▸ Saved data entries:
+++
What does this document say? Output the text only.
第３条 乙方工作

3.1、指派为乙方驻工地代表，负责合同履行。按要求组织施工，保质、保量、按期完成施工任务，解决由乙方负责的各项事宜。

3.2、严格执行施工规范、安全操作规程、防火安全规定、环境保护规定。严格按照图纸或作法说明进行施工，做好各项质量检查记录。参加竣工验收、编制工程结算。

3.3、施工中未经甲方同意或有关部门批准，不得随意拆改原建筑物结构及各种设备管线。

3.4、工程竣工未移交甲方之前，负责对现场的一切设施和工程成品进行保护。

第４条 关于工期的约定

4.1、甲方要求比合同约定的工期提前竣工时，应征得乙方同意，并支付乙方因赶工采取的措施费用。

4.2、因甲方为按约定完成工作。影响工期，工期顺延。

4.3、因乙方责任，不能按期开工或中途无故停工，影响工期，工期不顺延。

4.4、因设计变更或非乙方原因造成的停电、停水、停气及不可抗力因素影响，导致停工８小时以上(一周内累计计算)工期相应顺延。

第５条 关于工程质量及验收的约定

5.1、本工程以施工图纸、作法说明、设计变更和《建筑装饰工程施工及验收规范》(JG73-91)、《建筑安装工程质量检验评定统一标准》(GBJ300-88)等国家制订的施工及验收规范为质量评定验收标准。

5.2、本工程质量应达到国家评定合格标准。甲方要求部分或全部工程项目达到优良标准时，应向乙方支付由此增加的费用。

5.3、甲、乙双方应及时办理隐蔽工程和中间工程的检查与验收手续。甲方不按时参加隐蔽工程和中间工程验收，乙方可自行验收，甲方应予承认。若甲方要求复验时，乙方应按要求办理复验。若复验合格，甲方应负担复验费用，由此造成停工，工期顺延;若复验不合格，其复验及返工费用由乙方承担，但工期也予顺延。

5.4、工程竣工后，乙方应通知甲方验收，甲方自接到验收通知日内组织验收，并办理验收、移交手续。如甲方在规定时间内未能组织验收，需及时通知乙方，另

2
+++
▸ Task statement: Print every entry exactly as it appears.

▸ Answer to this problem:
What does this document say? Output the text only.
第３条 乙方工作

3.1、指派为乙方驻工地代表，负责合同履行。按要求组织施工，保质、保量、按期完成施工任务，解决由乙方负责的各项事宜。

3.2、严格执行施工规范、安全操作规程、防火安全规定、环境保护规定。严格按照图纸或作法说明进行施工，做好各项质量检查记录。参加竣工验收、编制工程结算。

3.3、施工中未经甲方同意或有关部门批准，不得随意拆改原建筑物结构及各种设备管线。

3.4、工程竣工未移交甲方之前，负责对现场的一切设施和工程成品进行保护。

第４条 关于工期的约定

4.1、甲方要求比合同约定的工期提前竣工时，应征得乙方同意，并支付乙方因赶工采取的措施费用。

4.2、因甲方为按约定完成工作。影响工期，工期顺延。

4.3、因乙方责任，不能按期开工或中途无故停工，影响工期，工期不顺延。

4.4、因设计变更或非乙方原因造成的停电、停水、停气及不可抗力因素影响，导致停工８小时以上(一周内累计计算)工期相应顺延。

第５条 关于工程质量及验收的约定

5.1、本工程以施工图纸、作法说明、设计变更和《建筑装饰工程施工及验收规范》(JG73-91)、《建筑安装工程质量检验评定统一标准》(GBJ300-88)等国家制订的施工及验收规范为质量评定验收标准。

5.2、本工程质量应达到国家评定合格标准。甲方要求部分或全部工程项目达到优良标准时，应向乙方支付由此增加的费用。

5.3、甲、乙双方应及时办理隐蔽工程和中间工程的检查与验收手续。甲方不按时参加隐蔽工程和中间工程验收，乙方可自行验收，甲方应予承认。若甲方要求复验时，乙方应按要求办理复验。若复验合格，甲方应负担复验费用，由此造成停工，工期顺延;若复验不合格，其复验及返工费用由乙方承担，但工期也予顺延。

5.4、工程竣工后，乙方应通知甲方验收，甲方自接到验收通知日内组织验收，并办理验收、移交手续。如甲方在规定时间内未能组织验收，需及时通知乙方，另

2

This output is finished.